------ Data supplied ------

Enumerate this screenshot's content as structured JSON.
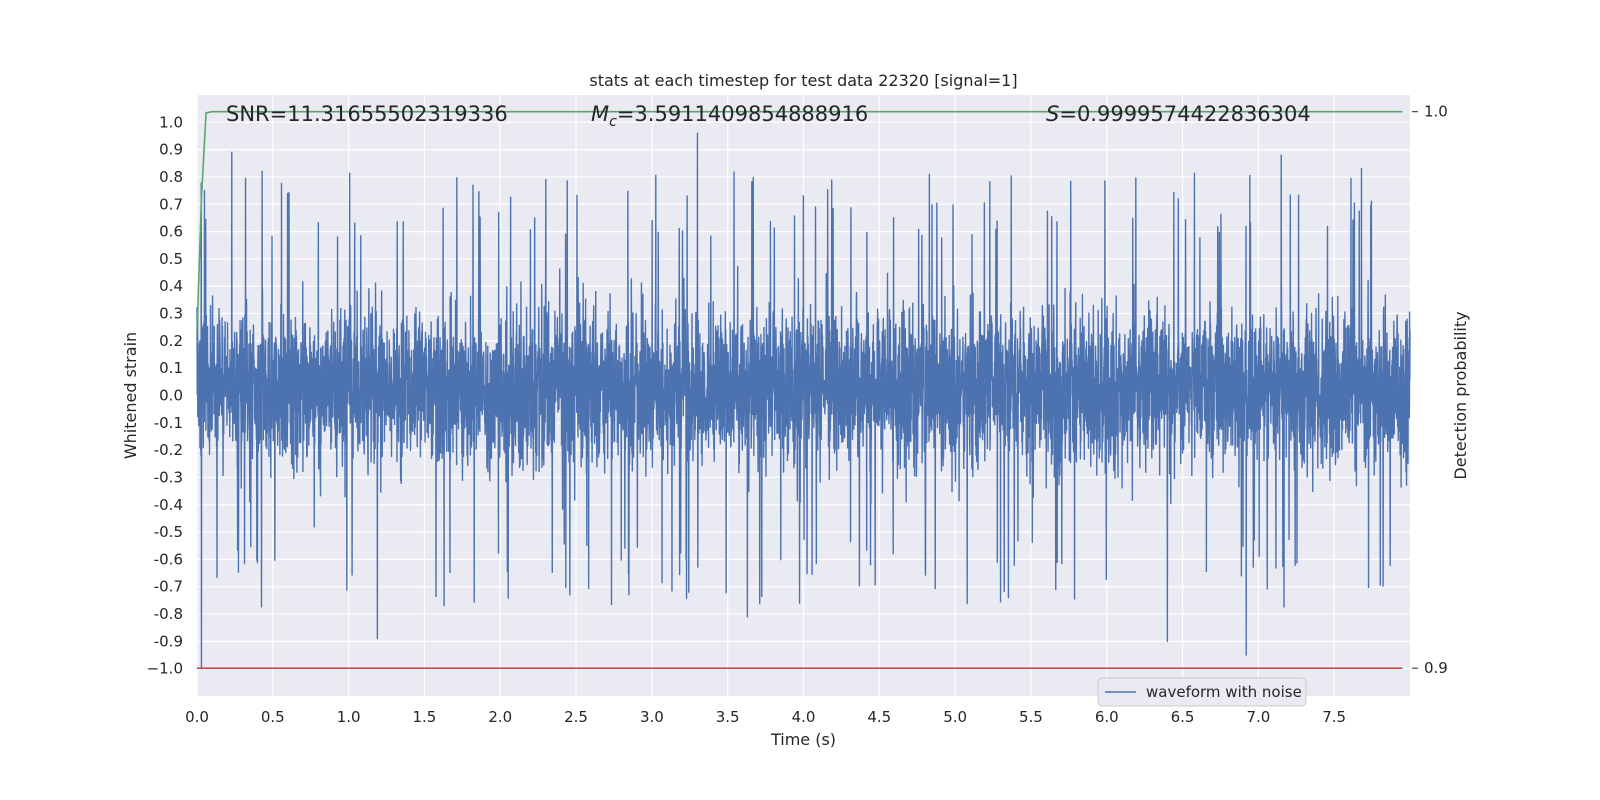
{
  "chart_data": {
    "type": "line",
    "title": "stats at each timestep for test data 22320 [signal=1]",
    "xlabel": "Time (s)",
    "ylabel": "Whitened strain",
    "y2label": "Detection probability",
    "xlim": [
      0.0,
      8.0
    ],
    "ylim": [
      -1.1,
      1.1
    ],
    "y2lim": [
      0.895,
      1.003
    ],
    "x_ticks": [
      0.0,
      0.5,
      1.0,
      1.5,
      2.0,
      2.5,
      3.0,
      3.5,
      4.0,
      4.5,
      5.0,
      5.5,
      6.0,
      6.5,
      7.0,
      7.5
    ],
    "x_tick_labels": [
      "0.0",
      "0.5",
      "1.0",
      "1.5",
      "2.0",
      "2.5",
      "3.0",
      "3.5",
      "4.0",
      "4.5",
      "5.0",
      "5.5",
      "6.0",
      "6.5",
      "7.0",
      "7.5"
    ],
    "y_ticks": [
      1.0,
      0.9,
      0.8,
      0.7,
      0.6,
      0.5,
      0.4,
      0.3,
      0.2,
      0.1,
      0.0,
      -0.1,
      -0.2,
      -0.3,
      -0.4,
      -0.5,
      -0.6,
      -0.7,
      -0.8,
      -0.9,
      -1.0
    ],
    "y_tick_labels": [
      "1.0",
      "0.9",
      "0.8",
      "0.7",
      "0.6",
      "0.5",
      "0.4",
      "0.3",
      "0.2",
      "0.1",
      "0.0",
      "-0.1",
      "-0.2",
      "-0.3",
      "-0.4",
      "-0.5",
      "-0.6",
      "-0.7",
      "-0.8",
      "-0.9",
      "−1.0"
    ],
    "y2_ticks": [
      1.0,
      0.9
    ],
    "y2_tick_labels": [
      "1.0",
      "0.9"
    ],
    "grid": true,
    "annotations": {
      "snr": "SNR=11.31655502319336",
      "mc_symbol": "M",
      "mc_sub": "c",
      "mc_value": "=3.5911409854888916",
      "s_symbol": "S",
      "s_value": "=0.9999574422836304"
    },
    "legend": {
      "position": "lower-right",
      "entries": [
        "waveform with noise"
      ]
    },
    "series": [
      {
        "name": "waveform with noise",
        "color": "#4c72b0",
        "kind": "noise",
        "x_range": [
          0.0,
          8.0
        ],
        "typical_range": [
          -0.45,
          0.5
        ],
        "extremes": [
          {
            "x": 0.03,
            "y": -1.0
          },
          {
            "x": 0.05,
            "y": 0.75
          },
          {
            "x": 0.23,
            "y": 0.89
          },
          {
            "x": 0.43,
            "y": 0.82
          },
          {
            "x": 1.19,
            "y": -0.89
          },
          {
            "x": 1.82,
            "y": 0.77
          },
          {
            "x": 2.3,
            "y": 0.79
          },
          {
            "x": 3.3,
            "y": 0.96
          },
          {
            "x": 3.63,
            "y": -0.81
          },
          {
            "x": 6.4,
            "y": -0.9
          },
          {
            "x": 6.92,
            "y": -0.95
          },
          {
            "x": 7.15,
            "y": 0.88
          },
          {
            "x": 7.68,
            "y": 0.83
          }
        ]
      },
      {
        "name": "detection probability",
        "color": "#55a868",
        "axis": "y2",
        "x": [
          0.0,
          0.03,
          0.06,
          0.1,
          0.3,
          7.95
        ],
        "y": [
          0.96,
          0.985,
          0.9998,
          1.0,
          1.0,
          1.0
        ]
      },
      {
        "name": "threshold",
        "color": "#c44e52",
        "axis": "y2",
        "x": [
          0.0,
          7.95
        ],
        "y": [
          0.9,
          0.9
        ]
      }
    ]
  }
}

------
------ Data supplied ------

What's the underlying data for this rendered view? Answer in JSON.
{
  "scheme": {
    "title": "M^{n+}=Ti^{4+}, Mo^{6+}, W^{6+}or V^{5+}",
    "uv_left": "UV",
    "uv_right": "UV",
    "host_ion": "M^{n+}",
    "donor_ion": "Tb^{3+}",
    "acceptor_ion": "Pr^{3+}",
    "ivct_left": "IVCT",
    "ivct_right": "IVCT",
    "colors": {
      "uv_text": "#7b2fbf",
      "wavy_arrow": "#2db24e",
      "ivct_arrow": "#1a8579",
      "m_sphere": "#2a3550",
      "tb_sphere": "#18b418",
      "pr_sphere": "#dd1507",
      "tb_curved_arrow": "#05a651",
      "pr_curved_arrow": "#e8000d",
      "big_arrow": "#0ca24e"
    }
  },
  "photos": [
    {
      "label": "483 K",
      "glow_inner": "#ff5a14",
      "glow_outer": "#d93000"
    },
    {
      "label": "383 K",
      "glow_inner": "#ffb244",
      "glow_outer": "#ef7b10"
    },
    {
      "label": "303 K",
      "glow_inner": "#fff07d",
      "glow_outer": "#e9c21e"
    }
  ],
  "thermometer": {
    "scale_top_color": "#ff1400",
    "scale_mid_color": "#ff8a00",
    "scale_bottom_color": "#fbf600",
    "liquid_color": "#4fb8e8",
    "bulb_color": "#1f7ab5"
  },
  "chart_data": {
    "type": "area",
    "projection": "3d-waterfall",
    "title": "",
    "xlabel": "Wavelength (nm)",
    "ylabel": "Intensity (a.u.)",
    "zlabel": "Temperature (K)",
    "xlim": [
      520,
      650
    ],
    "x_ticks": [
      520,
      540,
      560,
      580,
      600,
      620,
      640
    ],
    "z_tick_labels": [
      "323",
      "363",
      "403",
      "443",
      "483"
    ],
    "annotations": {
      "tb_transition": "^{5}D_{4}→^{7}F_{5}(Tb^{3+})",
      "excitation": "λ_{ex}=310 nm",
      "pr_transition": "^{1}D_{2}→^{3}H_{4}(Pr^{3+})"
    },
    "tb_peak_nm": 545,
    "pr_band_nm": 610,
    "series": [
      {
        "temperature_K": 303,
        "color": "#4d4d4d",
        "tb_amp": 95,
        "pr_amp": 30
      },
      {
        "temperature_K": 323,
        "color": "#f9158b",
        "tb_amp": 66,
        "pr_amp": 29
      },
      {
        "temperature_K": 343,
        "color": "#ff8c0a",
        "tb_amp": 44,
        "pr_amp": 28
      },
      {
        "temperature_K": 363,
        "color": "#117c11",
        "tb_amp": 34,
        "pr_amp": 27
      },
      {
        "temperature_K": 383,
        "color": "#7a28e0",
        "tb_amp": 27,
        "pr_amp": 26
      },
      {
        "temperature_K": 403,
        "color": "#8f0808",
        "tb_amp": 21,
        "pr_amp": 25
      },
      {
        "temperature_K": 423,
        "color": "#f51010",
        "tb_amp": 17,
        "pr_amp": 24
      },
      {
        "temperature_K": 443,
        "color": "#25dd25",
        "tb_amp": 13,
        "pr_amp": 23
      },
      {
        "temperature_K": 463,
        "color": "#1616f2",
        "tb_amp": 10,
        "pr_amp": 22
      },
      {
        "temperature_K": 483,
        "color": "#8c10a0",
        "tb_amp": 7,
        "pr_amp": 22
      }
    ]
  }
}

------

## Directions
Show every line from the listing above in which the string "probability" appears.

## Reply
    "y2label": "Detection probability",
        "name": "detection probability",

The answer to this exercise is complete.